## Set exercise
Within the listing below, locate all lines containing the word "color". Copy each one.

## Task inputs

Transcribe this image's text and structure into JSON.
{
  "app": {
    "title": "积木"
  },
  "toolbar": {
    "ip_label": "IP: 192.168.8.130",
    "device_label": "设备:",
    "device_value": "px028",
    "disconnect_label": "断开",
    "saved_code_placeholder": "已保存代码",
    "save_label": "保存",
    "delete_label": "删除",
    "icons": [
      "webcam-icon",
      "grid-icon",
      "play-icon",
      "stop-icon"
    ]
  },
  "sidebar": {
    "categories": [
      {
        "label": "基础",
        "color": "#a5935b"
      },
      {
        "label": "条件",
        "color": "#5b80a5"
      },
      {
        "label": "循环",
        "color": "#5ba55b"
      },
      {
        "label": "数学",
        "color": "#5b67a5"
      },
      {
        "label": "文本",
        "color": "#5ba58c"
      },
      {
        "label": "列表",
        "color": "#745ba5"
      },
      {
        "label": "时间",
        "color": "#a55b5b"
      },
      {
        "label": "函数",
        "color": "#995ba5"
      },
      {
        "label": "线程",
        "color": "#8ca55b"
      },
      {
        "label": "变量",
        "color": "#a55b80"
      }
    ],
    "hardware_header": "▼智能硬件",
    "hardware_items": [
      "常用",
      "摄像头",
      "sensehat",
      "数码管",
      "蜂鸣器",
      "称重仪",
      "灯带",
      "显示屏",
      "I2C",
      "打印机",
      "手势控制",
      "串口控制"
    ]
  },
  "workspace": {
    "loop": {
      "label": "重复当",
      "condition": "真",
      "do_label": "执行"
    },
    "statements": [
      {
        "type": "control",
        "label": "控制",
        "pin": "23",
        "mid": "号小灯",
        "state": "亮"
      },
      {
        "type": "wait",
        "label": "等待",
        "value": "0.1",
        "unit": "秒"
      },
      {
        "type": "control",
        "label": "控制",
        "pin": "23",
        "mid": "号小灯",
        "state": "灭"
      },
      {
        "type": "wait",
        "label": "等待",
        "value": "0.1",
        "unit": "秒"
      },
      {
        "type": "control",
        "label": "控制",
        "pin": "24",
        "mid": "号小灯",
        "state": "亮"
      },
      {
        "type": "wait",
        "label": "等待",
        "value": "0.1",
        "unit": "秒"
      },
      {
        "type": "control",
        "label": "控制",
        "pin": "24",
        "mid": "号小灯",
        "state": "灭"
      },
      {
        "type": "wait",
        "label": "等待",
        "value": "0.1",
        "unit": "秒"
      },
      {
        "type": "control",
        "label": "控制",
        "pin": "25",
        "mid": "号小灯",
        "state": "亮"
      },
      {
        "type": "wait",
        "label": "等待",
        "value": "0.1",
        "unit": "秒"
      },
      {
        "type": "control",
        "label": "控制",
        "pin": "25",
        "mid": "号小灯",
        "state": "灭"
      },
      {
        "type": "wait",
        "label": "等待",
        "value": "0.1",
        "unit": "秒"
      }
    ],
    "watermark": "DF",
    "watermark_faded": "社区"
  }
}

## Worked solution
        "color": "#a5935b"
        "color": "#5b80a5"
        "color": "#5ba55b"
        "color": "#5b67a5"
        "color": "#5ba58c"
        "color": "#745ba5"
        "color": "#a55b5b"
        "color": "#995ba5"
        "color": "#8ca55b"
        "color": "#a55b80"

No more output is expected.